■ Short task
Type the records out again in full, exactly.

■ Excerpted records
________________________________________
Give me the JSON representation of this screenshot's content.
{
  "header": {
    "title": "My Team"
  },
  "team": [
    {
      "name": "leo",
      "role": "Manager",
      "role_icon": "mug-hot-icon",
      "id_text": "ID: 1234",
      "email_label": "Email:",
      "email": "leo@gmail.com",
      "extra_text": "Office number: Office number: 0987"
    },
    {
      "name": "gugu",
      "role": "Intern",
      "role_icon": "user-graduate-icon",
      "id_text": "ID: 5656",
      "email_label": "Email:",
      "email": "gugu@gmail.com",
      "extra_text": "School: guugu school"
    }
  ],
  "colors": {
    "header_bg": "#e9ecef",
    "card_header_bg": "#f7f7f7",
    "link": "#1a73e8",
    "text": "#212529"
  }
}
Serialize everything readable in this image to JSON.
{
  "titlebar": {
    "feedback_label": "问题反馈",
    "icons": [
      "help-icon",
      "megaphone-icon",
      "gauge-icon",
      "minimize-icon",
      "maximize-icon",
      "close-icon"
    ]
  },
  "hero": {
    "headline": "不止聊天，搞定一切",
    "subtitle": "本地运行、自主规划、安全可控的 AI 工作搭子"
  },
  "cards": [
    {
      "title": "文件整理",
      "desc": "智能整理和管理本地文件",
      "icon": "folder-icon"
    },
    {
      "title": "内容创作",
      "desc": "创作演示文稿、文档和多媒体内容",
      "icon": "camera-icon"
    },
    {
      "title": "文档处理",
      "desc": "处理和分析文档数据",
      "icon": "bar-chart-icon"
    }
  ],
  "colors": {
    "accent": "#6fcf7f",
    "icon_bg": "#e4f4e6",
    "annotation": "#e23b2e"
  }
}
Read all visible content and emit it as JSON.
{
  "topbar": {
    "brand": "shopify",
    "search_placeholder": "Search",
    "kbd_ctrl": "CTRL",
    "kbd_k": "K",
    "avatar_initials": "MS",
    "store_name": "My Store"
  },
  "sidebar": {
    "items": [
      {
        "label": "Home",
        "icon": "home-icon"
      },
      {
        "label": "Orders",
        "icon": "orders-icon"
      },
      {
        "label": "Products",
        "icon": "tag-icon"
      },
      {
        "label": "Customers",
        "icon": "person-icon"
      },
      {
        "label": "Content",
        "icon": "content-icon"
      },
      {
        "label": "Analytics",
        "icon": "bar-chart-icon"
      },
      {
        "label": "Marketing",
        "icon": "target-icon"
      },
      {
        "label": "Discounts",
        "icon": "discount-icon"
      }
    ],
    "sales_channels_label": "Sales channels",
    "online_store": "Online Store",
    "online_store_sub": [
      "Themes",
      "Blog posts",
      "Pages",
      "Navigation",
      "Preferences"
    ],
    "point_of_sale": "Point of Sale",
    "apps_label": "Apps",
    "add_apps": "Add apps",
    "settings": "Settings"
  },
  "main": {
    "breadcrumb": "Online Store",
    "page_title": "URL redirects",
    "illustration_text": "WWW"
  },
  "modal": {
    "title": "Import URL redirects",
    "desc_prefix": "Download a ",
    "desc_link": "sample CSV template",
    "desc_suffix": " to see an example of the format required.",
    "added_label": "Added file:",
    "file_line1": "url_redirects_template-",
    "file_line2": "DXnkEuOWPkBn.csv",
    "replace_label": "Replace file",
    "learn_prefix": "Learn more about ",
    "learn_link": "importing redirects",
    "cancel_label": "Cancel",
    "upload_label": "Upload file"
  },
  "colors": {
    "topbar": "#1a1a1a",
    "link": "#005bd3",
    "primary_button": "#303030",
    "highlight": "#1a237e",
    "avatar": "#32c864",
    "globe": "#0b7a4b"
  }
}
________________________________________
■ Output of the task
Give me the JSON representation of this screenshot's content.
{
  "header": {
    "title": "My Team"
  },
  "team": [
    {
      "name": "leo",
      "role": "Manager",
      "role_icon": "mug-hot-icon",
      "id_text": "ID: 1234",
      "email_label": "Email:",
      "email": "leo@gmail.com",
      "extra_text": "Office number: Office number: 0987"
    },
    {
      "name": "gugu",
      "role": "Intern",
      "role_icon": "user-graduate-icon",
      "id_text": "ID: 5656",
      "email_label": "Email:",
      "email": "gugu@gmail.com",
      "extra_text": "School: guugu school"
    }
  ],
  "colors": {
    "header_bg": "#e9ecef",
    "card_header_bg": "#f7f7f7",
    "link": "#1a73e8",
    "text": "#212529"
  }
}
Serialize everything readable in this image to JSON.
{
  "titlebar": {
    "feedback_label": "问题反馈",
    "icons": [
      "help-icon",
      "megaphone-icon",
      "gauge-icon",
      "minimize-icon",
      "maximize-icon",
      "close-icon"
    ]
  },
  "hero": {
    "headline": "不止聊天，搞定一切",
    "subtitle": "本地运行、自主规划、安全可控的 AI 工作搭子"
  },
  "cards": [
    {
      "title": "文件整理",
      "desc": "智能整理和管理本地文件",
      "icon": "folder-icon"
    },
    {
      "title": "内容创作",
      "desc": "创作演示文稿、文档和多媒体内容",
      "icon": "camera-icon"
    },
    {
      "title": "文档处理",
      "desc": "处理和分析文档数据",
      "icon": "bar-chart-icon"
    }
  ],
  "colors": {
    "accent": "#6fcf7f",
    "icon_bg": "#e4f4e6",
    "annotation": "#e23b2e"
  }
}
Read all visible content and emit it as JSON.
{
  "topbar": {
    "brand": "shopify",
    "search_placeholder": "Search",
    "kbd_ctrl": "CTRL",
    "kbd_k": "K",
    "avatar_initials": "MS",
    "store_name": "My Store"
  },
  "sidebar": {
    "items": [
      {
        "label": "Home",
        "icon": "home-icon"
      },
      {
        "label": "Orders",
        "icon": "orders-icon"
      },
      {
        "label": "Products",
        "icon": "tag-icon"
      },
      {
        "label": "Customers",
        "icon": "person-icon"
      },
      {
        "label": "Content",
        "icon": "content-icon"
      },
      {
        "label": "Analytics",
        "icon": "bar-chart-icon"
      },
      {
        "label": "Marketing",
        "icon": "target-icon"
      },
      {
        "label": "Discounts",
        "icon": "discount-icon"
      }
    ],
    "sales_channels_label": "Sales channels",
    "online_store": "Online Store",
    "online_store_sub": [
      "Themes",
      "Blog posts",
      "Pages",
      "Navigation",
      "Preferences"
    ],
    "point_of_sale": "Point of Sale",
    "apps_label": "Apps",
    "add_apps": "Add apps",
    "settings": "Settings"
  },
  "main": {
    "breadcrumb": "Online Store",
    "page_title": "URL redirects",
    "illustration_text": "WWW"
  },
  "modal": {
    "title": "Import URL redirects",
    "desc_prefix": "Download a ",
    "desc_link": "sample CSV template",
    "desc_suffix": " to see an example of the format required.",
    "added_label": "Added file:",
    "file_line1": "url_redirects_template-",
    "file_line2": "DXnkEuOWPkBn.csv",
    "replace_label": "Replace file",
    "learn_prefix": "Learn more about ",
    "learn_link": "importing redirects",
    "cancel_label": "Cancel",
    "upload_label": "Upload file"
  },
  "colors": {
    "topbar": "#1a1a1a",
    "link": "#005bd3",
    "primary_button": "#303030",
    "highlight": "#1a237e",
    "avatar": "#32c864",
    "globe": "#0b7a4b"
  }
}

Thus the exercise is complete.